*Directive*: Reproduce only the part of the data that opens with the line containing "Point (136, 617, 159, 632)" and closes with the line containing "Point (139, 456, 162, 470)", changing every "Point" to "Marker" and keeping everything else the same.

Begin Entries shown

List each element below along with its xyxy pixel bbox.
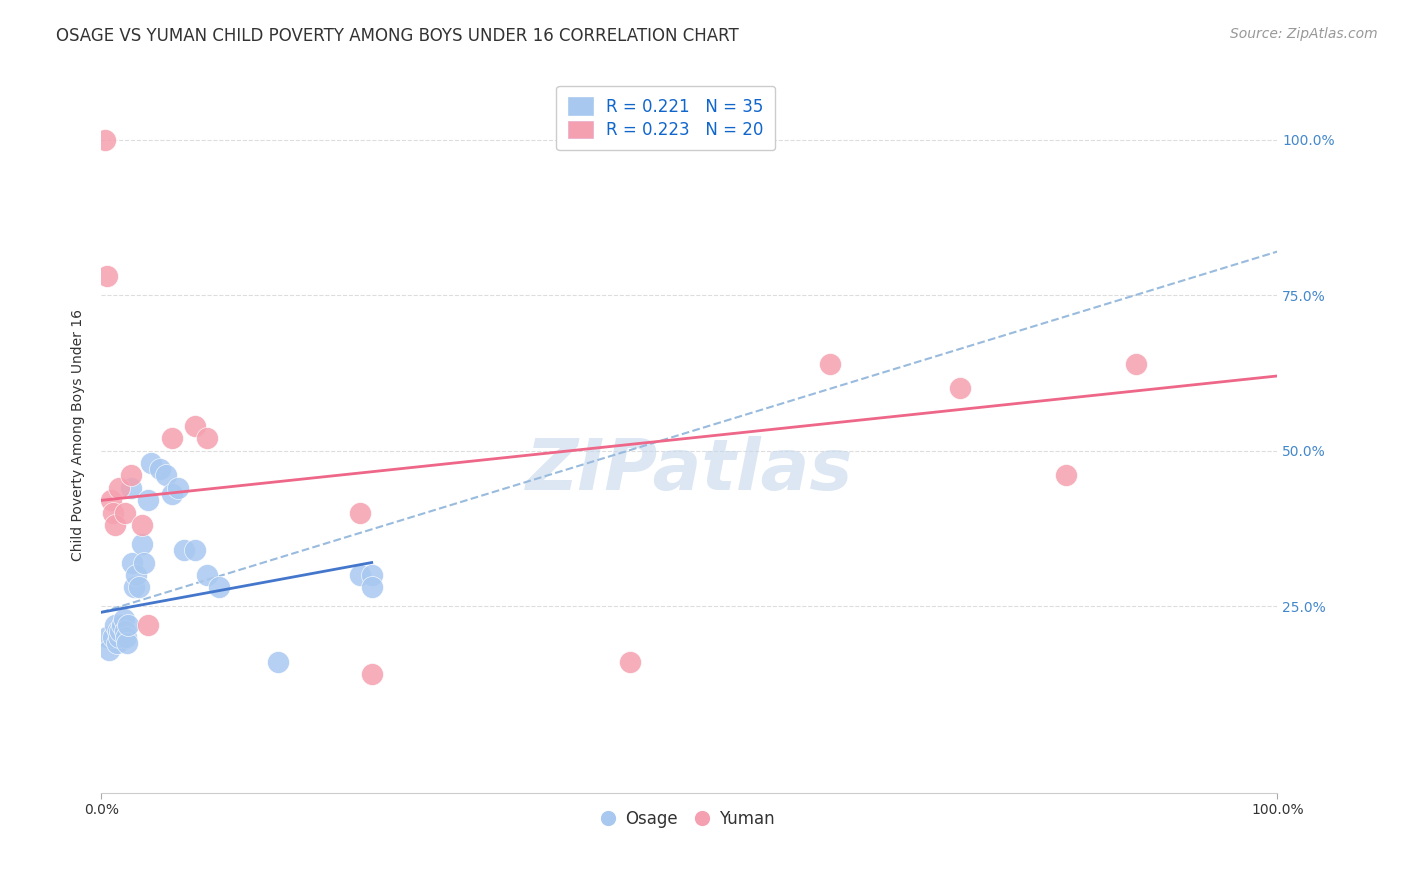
Point (136, 617, 159, 632)
Point (120, 481, 142, 495)
Point (108, 624, 131, 638)
Point (195, 568, 218, 582)
Point (360, 568, 382, 582)
Point (184, 418, 207, 433)
Point (125, 568, 148, 582)
Text: ZIPatlas: ZIPatlas (526, 436, 853, 505)
Point (1125, 357, 1147, 371)
Point (160, 431, 183, 445)
Point (166, 481, 188, 495)
Point (173, 543, 195, 558)
Point (139, 456, 162, 470)
Point (136, 493, 159, 508)
Legend: Osage, Yuman: Osage, Yuman (596, 803, 782, 834)
Point (108, 630, 131, 644)
Point (949, 381, 972, 395)
Point (120, 468, 142, 483)
Point (184, 543, 207, 558)
Point (96, 630, 118, 644)
Point (105, 636, 128, 650)
Point (115, 630, 138, 644)
Point (149, 462, 172, 476)
Point (104, 518, 127, 533)
Point (1054, 468, 1077, 483)
Point (155, 468, 177, 483)
Y-axis label: Child Poverty Among Boys Under 16: Child Poverty Among Boys Under 16 (72, 309, 86, 561)
Point (360, 581, 382, 595)
Point (121, 556, 143, 570)
Point (195, 431, 218, 445)
Point (619, 655, 641, 669)
Point (93, 133, 115, 147)
Point (208, 581, 231, 595)
Point (104, 617, 127, 632)
Point (115, 636, 138, 650)
Point (107, 624, 129, 638)
Point (349, 568, 371, 582)
Point (114, 506, 136, 520)
Point (108, 481, 131, 495)
Point (111, 617, 134, 632)
Point (128, 581, 150, 595)
Point (112, 611, 135, 625)
Point (131, 537, 153, 551)
Point (131, 518, 153, 533)
Point (349, 506, 371, 520)
Point (132, 556, 155, 570)
Point (160, 487, 183, 501)
Text: OSAGE VS YUMAN CHILD POVERTY AMONG BOYS UNDER 16 CORRELATION CHART: OSAGE VS YUMAN CHILD POVERTY AMONG BOYS … (56, 27, 740, 45)
Point (266, 655, 288, 669)
Point (122, 581, 145, 595)
Point (100, 493, 122, 508)
Point (98, 642, 121, 657)
Point (101, 630, 124, 644)
Point (101, 506, 124, 520)
Point (117, 617, 139, 632)
Text: Source: ZipAtlas.com: Source: ZipAtlas.com (1230, 27, 1378, 41)
Point (114, 624, 136, 638)
Point (820, 357, 842, 371)
Point (96, 269, 118, 284)
Point (360, 667, 382, 681)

End Entries shown

*Exercise output*:
Marker (136, 617, 159, 632)
Marker (120, 481, 142, 495)
Marker (108, 624, 131, 638)
Marker (195, 568, 218, 582)
Marker (360, 568, 382, 582)
Marker (184, 418, 207, 433)
Marker (125, 568, 148, 582)
Text: ZIPatlas: ZIPatlas (526, 436, 853, 505)
Marker (1125, 357, 1147, 371)
Marker (160, 431, 183, 445)
Marker (166, 481, 188, 495)
Marker (173, 543, 195, 558)
Marker (139, 456, 162, 470)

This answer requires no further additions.